TASK REQUIREMENTS - Copy out all the data, word for word.

=====

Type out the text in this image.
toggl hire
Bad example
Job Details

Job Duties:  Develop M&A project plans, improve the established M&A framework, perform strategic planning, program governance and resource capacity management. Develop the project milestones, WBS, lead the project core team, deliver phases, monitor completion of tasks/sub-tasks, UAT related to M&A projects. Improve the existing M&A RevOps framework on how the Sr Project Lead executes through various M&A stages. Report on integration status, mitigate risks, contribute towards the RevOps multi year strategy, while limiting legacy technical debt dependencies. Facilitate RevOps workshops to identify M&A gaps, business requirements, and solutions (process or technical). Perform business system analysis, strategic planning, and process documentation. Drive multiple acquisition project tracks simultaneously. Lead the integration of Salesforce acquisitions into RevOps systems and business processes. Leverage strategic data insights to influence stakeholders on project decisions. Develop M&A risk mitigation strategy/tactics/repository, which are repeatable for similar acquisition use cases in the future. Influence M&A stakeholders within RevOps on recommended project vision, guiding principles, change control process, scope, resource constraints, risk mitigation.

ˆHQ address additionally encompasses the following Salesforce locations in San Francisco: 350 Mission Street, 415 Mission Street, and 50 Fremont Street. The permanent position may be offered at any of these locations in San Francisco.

=====

TASK SOLUTION -
Type out the text in this image.
toggl hire
Bad example
Job Details

Job Duties:  Develop M&A project plans, improve the established M&A framework, perform strategic planning, program governance and resource capacity management. Develop the project milestones, WBS, lead the project core team, deliver phases, monitor completion of tasks/sub-tasks, UAT related to M&A projects. Improve the existing M&A RevOps framework on how the Sr Project Lead executes through various M&A stages. Report on integration status, mitigate risks, contribute towards the RevOps multi year strategy, while limiting legacy technical debt dependencies. Facilitate RevOps workshops to identify M&A gaps, business requirements, and solutions (process or technical). Perform business system analysis, strategic planning, and process documentation. Drive multiple acquisition project tracks simultaneously. Lead the integration of Salesforce acquisitions into RevOps systems and business processes. Leverage strategic data insights to influence stakeholders on project decisions. Develop M&A risk mitigation strategy/tactics/repository, which are repeatable for similar acquisition use cases in the future. Influence M&A stakeholders within RevOps on recommended project vision, guiding principles, change control process, scope, resource constraints, risk mitigation.

ˆHQ address additionally encompasses the following Salesforce locations in San Francisco: 350 Mission Street, 415 Mission Street, and 50 Fremont Street. The permanent position may be offered at any of these locations in San Francisco.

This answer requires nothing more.